## START DATASET ENTRIES

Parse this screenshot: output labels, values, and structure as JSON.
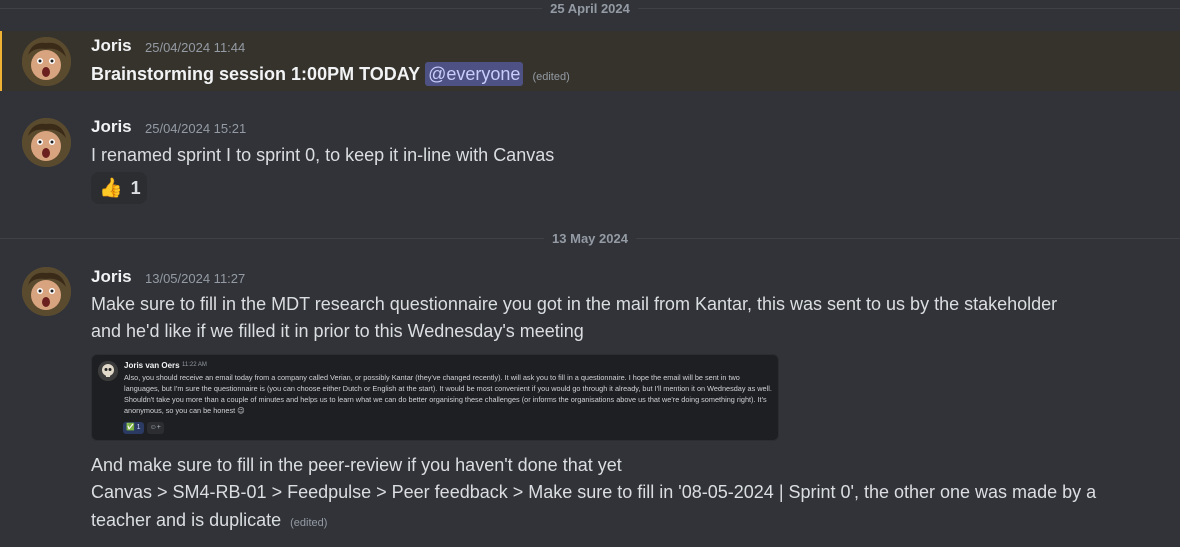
{
  "dividers": [
    "25 April 2024",
    "13 May 2024"
  ],
  "messages": [
    {
      "author": "Joris",
      "timestamp": "25/04/2024 11:44",
      "text": "Brainstorming session 1:00PM TODAY",
      "mention": "@everyone",
      "edited": "(edited)"
    },
    {
      "author": "Joris",
      "timestamp": "25/04/2024 15:21",
      "text": "I renamed sprint I to sprint 0, to keep it in-line with Canvas",
      "reaction": {
        "emoji": "👍",
        "count": "1"
      }
    },
    {
      "author": "Joris",
      "timestamp": "13/05/2024 11:27",
      "lines": [
        "Make sure to fill in the MDT research questionnaire you got in the mail from Kantar, this was sent to us by the stakeholder",
        "and he'd like if we filled it in prior to this Wednesday's meeting"
      ],
      "after_lines": [
        "And make sure to fill in the peer-review if you haven't done that yet",
        "Canvas > SM4-RB-01 > Feedpulse > Peer feedback > Make sure to fill in '08-05-2024 | Sprint 0', the other one was made by a",
        "teacher and is duplicate"
      ],
      "edited": "(edited)"
    }
  ],
  "embed": {
    "author": "Joris van Oers",
    "time": "11:22 AM",
    "body": "Also, you should receive an email today from a company called Verian, or possibly Kantar (they've changed recently). It will ask you to fill in a questionnaire. I hope the email will be sent in two languages, but I'm sure the questionnaire is (you can choose either Dutch or English at the start). It would be most convenient if you would go through it already, but I'll mention it on Wednesday as well. Shouldn't take you more than a couple of minutes and helps us to learn what we can do better organising these challenges (or informs the organisations above us that we're doing something right). It's anonymous, so you can be honest 😉",
    "reaction": "✅ 1",
    "add_reaction": "☺+"
  },
  "colors": {
    "background": "#313338",
    "mention_bg": "#36332c",
    "mention_bar": "#f0b232",
    "ping_bg": "#4e5184"
  }
}
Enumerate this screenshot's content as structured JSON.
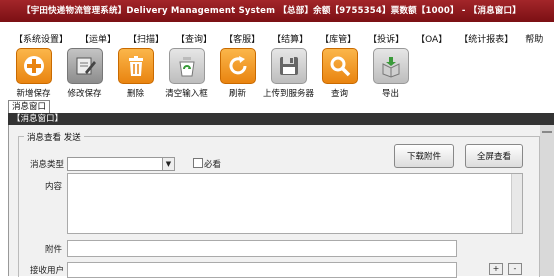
{
  "window": {
    "title": "【宇田快递物流管理系统】Delivery Management System 【总部】余额【9755354】票数额【1000】 - 【消息窗口】"
  },
  "menu": {
    "items": [
      "【系统设置】",
      "【运单】",
      "【扫描】",
      "【查询】",
      "【客服】",
      "【结算】",
      "【库管】",
      "【投诉】",
      "【OA】",
      "【统计报表】",
      "帮助"
    ]
  },
  "toolbar": {
    "buttons": [
      {
        "label": "新增保存",
        "icon": "add-circle-icon"
      },
      {
        "label": "修改保存",
        "icon": "edit-pencil-icon"
      },
      {
        "label": "删除",
        "icon": "trash-icon"
      },
      {
        "label": "清空输入框",
        "icon": "recycle-icon"
      },
      {
        "label": "刷新",
        "icon": "refresh-icon"
      },
      {
        "label": "上传到服务器",
        "icon": "floppy-disk-icon"
      },
      {
        "label": "查询",
        "icon": "magnifier-icon"
      },
      {
        "label": "导出",
        "icon": "export-box-icon"
      }
    ]
  },
  "tabs": {
    "active": "消息窗口"
  },
  "panel": {
    "header": "【消息窗口】",
    "legend": "消息查看 发送",
    "message_type_label": "消息类型",
    "message_type_value": "",
    "checkbox_label": "必看",
    "content_label": "内容",
    "attachment_label": "附件",
    "recipient_label": "接收用户",
    "download_button": "下载附件",
    "fullscreen_button": "全屏查看",
    "add_recipient": "+",
    "remove_recipient": "-"
  },
  "colors": {
    "titlebar": "#8f1a1e",
    "tool_orange": "#f39c1f",
    "tool_gray": "#9a9a9a"
  }
}
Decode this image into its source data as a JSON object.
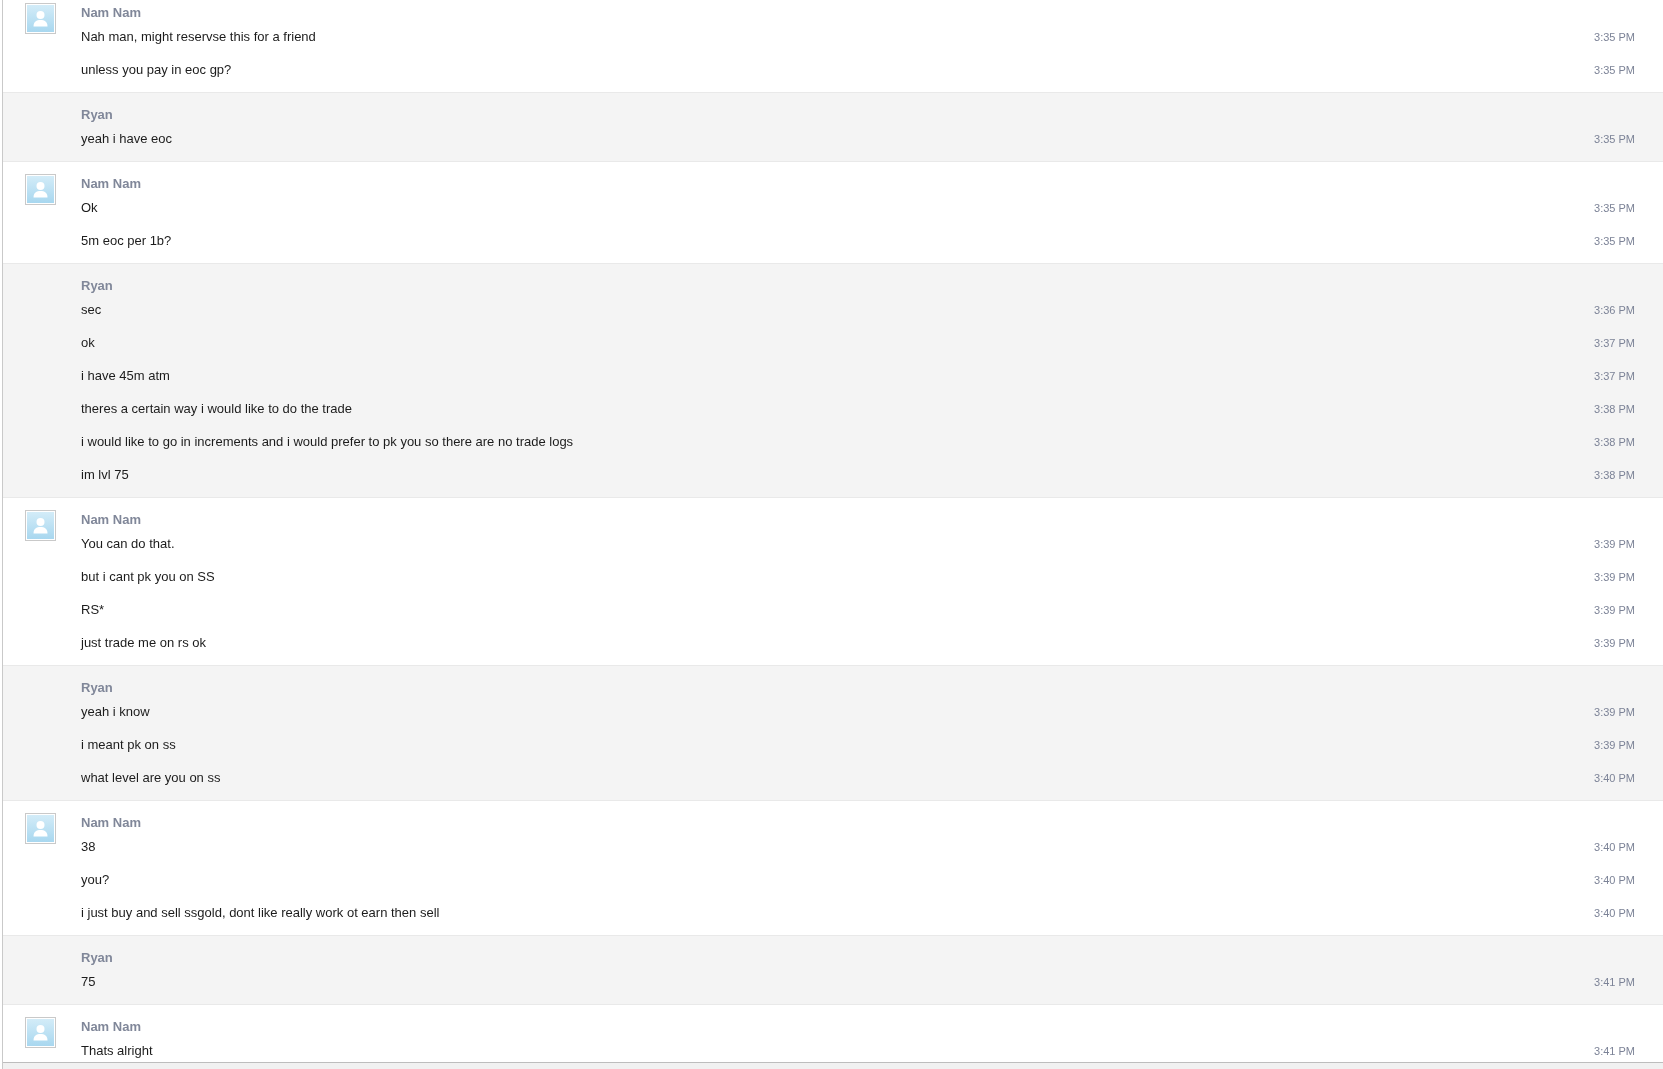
{
  "conversation": {
    "groups": [
      {
        "kind": "avatar",
        "sender": "Nam Nam",
        "messages": [
          {
            "text": "Nah man, might reservse this for a friend",
            "time": "3:35 PM"
          },
          {
            "text": "unless you pay in eoc gp?",
            "time": "3:35 PM"
          }
        ]
      },
      {
        "kind": "shaded",
        "sender": "Ryan",
        "messages": [
          {
            "text": "yeah i have eoc",
            "time": "3:35 PM"
          }
        ]
      },
      {
        "kind": "avatar",
        "sender": "Nam Nam",
        "messages": [
          {
            "text": "Ok",
            "time": "3:35 PM"
          },
          {
            "text": "5m eoc per 1b?",
            "time": "3:35 PM"
          }
        ]
      },
      {
        "kind": "shaded",
        "sender": "Ryan",
        "messages": [
          {
            "text": "sec",
            "time": "3:36 PM"
          },
          {
            "text": "ok",
            "time": "3:37 PM"
          },
          {
            "text": "i have 45m atm",
            "time": "3:37 PM"
          },
          {
            "text": "theres a certain way i would like to do the trade",
            "time": "3:38 PM"
          },
          {
            "text": "i would like to go in increments and i would prefer to pk you so there are no trade logs",
            "time": "3:38 PM"
          },
          {
            "text": "im lvl 75",
            "time": "3:38 PM"
          }
        ]
      },
      {
        "kind": "avatar",
        "sender": "Nam Nam",
        "messages": [
          {
            "text": "You can do that.",
            "time": "3:39 PM"
          },
          {
            "text": "but i cant pk you on SS",
            "time": "3:39 PM"
          },
          {
            "text": "RS*",
            "time": "3:39 PM"
          },
          {
            "text": "just trade me on rs ok",
            "time": "3:39 PM"
          }
        ]
      },
      {
        "kind": "shaded",
        "sender": "Ryan",
        "messages": [
          {
            "text": "yeah i know",
            "time": "3:39 PM"
          },
          {
            "text": "i meant pk on ss",
            "time": "3:39 PM"
          },
          {
            "text": "what level are you on ss",
            "time": "3:40 PM"
          }
        ]
      },
      {
        "kind": "avatar",
        "sender": "Nam Nam",
        "messages": [
          {
            "text": "38",
            "time": "3:40 PM"
          },
          {
            "text": "you?",
            "time": "3:40 PM"
          },
          {
            "text": "i just buy and sell ssgold, dont like really work ot earn then sell",
            "time": "3:40 PM"
          }
        ]
      },
      {
        "kind": "shaded",
        "sender": "Ryan",
        "messages": [
          {
            "text": "75",
            "time": "3:41 PM"
          }
        ]
      },
      {
        "kind": "avatar",
        "sender": "Nam Nam",
        "messages": [
          {
            "text": "Thats alright",
            "time": "3:41 PM"
          }
        ]
      }
    ]
  }
}
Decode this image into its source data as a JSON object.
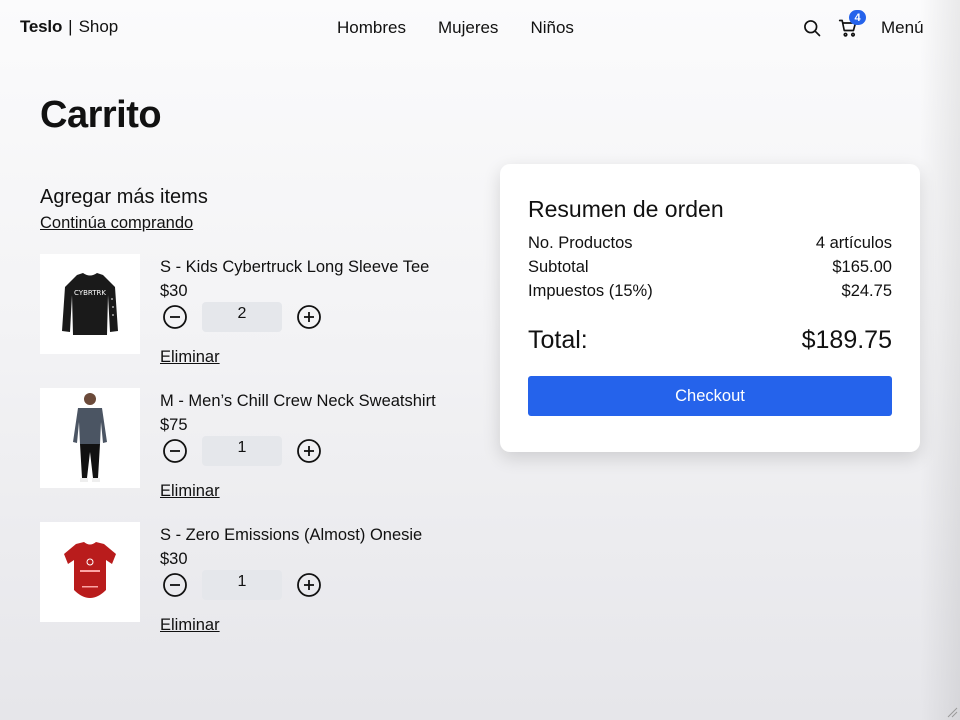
{
  "nav": {
    "brand_strong": "Teslo",
    "brand_sep": "|",
    "brand_light": "Shop",
    "links": [
      "Hombres",
      "Mujeres",
      "Niños"
    ],
    "cart_count": "4",
    "menu_label": "Menú"
  },
  "page": {
    "title": "Carrito",
    "add_more": "Agregar más items",
    "continue_link": "Continúa comprando"
  },
  "cart": {
    "items": [
      {
        "title": "S - Kids Cybertruck Long Sleeve Tee",
        "price": "$30",
        "qty": "2",
        "remove": "Eliminar",
        "image": "black-long-sleeve-tee",
        "image_text": "CYBRTRK"
      },
      {
        "title": "M - Men’s Chill Crew Neck Sweatshirt",
        "price": "$75",
        "qty": "1",
        "remove": "Eliminar",
        "image": "man-gray-sweatshirt"
      },
      {
        "title": "S - Zero Emissions (Almost) Onesie",
        "price": "$30",
        "qty": "1",
        "remove": "Eliminar",
        "image": "red-onesie"
      }
    ]
  },
  "summary": {
    "title": "Resumen de orden",
    "rows": [
      {
        "label": "No. Productos",
        "value": "4 artículos"
      },
      {
        "label": "Subtotal",
        "value": "$165.00"
      },
      {
        "label": "Impuestos (15%)",
        "value": "$24.75"
      }
    ],
    "total_label": "Total:",
    "total_value": "$189.75",
    "checkout_label": "Checkout"
  },
  "colors": {
    "accent": "#2563eb",
    "qty_bg": "#e5e7eb"
  }
}
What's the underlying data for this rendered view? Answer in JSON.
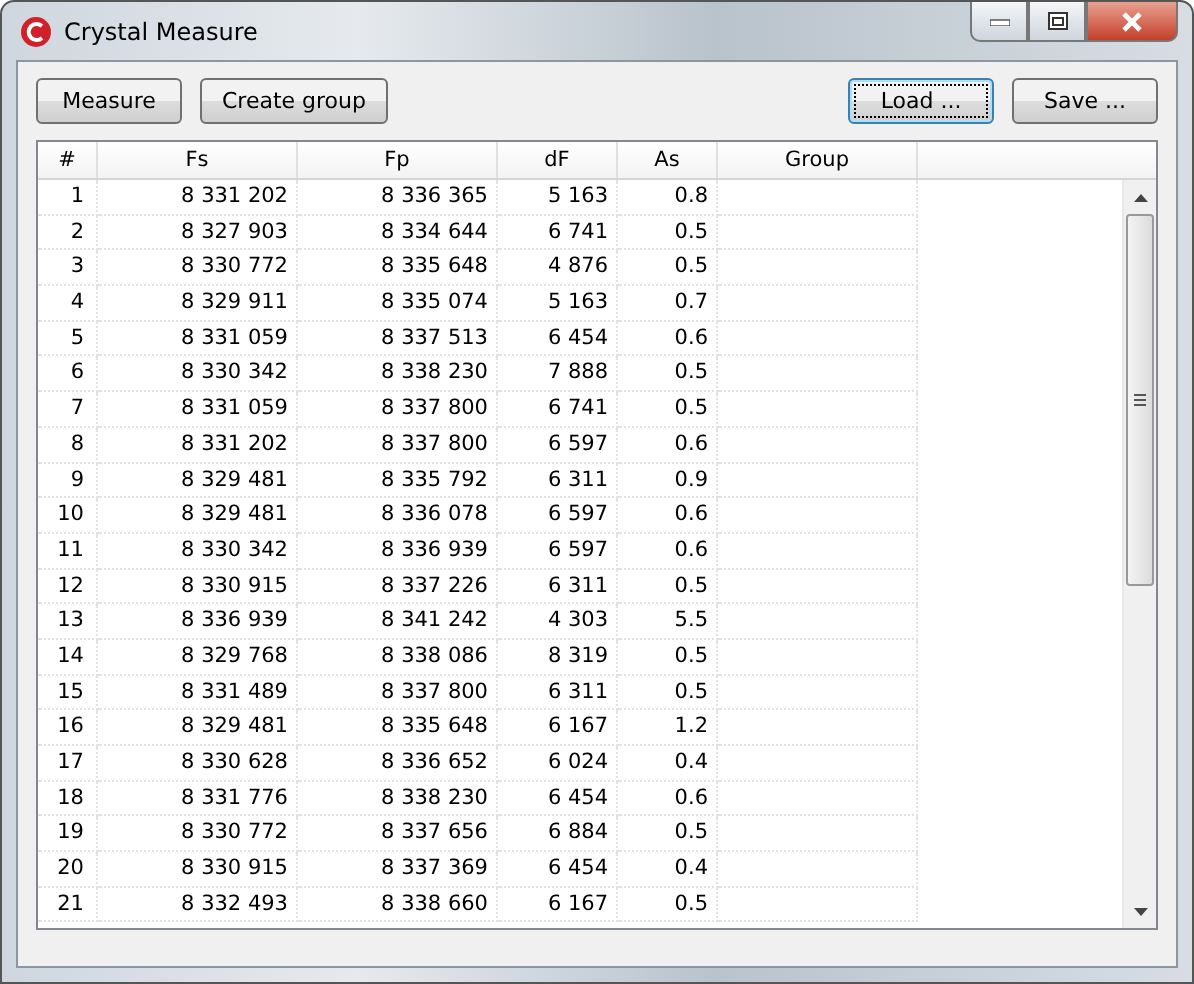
{
  "window": {
    "title": "Crystal Measure"
  },
  "toolbar": {
    "left": [
      {
        "label": "Measure",
        "focused": false
      },
      {
        "label": "Create group",
        "focused": false
      }
    ],
    "right": [
      {
        "label": "Load ...",
        "focused": true
      },
      {
        "label": "Save ...",
        "focused": false
      }
    ]
  },
  "table": {
    "columns": [
      "#",
      "Fs",
      "Fp",
      "dF",
      "As",
      "Group"
    ],
    "rows": [
      [
        "1",
        "8 331 202",
        "8 336 365",
        "5 163",
        "0.8"
      ],
      [
        "2",
        "8 327 903",
        "8 334 644",
        "6 741",
        "0.5"
      ],
      [
        "3",
        "8 330 772",
        "8 335 648",
        "4 876",
        "0.5"
      ],
      [
        "4",
        "8 329 911",
        "8 335 074",
        "5 163",
        "0.7"
      ],
      [
        "5",
        "8 331 059",
        "8 337 513",
        "6 454",
        "0.6"
      ],
      [
        "6",
        "8 330 342",
        "8 338 230",
        "7 888",
        "0.5"
      ],
      [
        "7",
        "8 331 059",
        "8 337 800",
        "6 741",
        "0.5"
      ],
      [
        "8",
        "8 331 202",
        "8 337 800",
        "6 597",
        "0.6"
      ],
      [
        "9",
        "8 329 481",
        "8 335 792",
        "6 311",
        "0.9"
      ],
      [
        "10",
        "8 329 481",
        "8 336 078",
        "6 597",
        "0.6"
      ],
      [
        "11",
        "8 330 342",
        "8 336 939",
        "6 597",
        "0.6"
      ],
      [
        "12",
        "8 330 915",
        "8 337 226",
        "6 311",
        "0.5"
      ],
      [
        "13",
        "8 336 939",
        "8 341 242",
        "4 303",
        "5.5"
      ],
      [
        "14",
        "8 329 768",
        "8 338 086",
        "8 319",
        "0.5"
      ],
      [
        "15",
        "8 331 489",
        "8 337 800",
        "6 311",
        "0.5"
      ],
      [
        "16",
        "8 329 481",
        "8 335 648",
        "6 167",
        "1.2"
      ],
      [
        "17",
        "8 330 628",
        "8 336 652",
        "6 024",
        "0.4"
      ],
      [
        "18",
        "8 331 776",
        "8 338 230",
        "6 454",
        "0.6"
      ],
      [
        "19",
        "8 330 772",
        "8 337 656",
        "6 884",
        "0.5"
      ],
      [
        "20",
        "8 330 915",
        "8 337 369",
        "6 454",
        "0.4"
      ],
      [
        "21",
        "8 332 493",
        "8 338 660",
        "6 167",
        "0.5"
      ]
    ]
  }
}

## END DATASET ENTRIES

WHAT IS REQUIRED
In the records above, find each line that holds the word "Kantar"; copy all such lines.

CORRECT RESULT
        "Make sure to fill in the MDT research questionnaire you got in the mail from Kantar, this was sent to us by the stakeholder",
    "body": "Also, you should receive an email today from a company called Verian, or possibly Kantar (they've changed recently). It will ask you to fill in a questionnaire. I hope the email will be sent in two languages, but I'm sure the questionnaire is (you can choose either Dutch or English at the start). It would be most convenient if you would go through it already, but I'll mention it on Wednesday as well. Shouldn't take you more than a couple of minutes and helps us to learn what we can do better organising these challenges (or informs the organisations above us that we're doing something right). It's anonymous, so you can be honest 😉",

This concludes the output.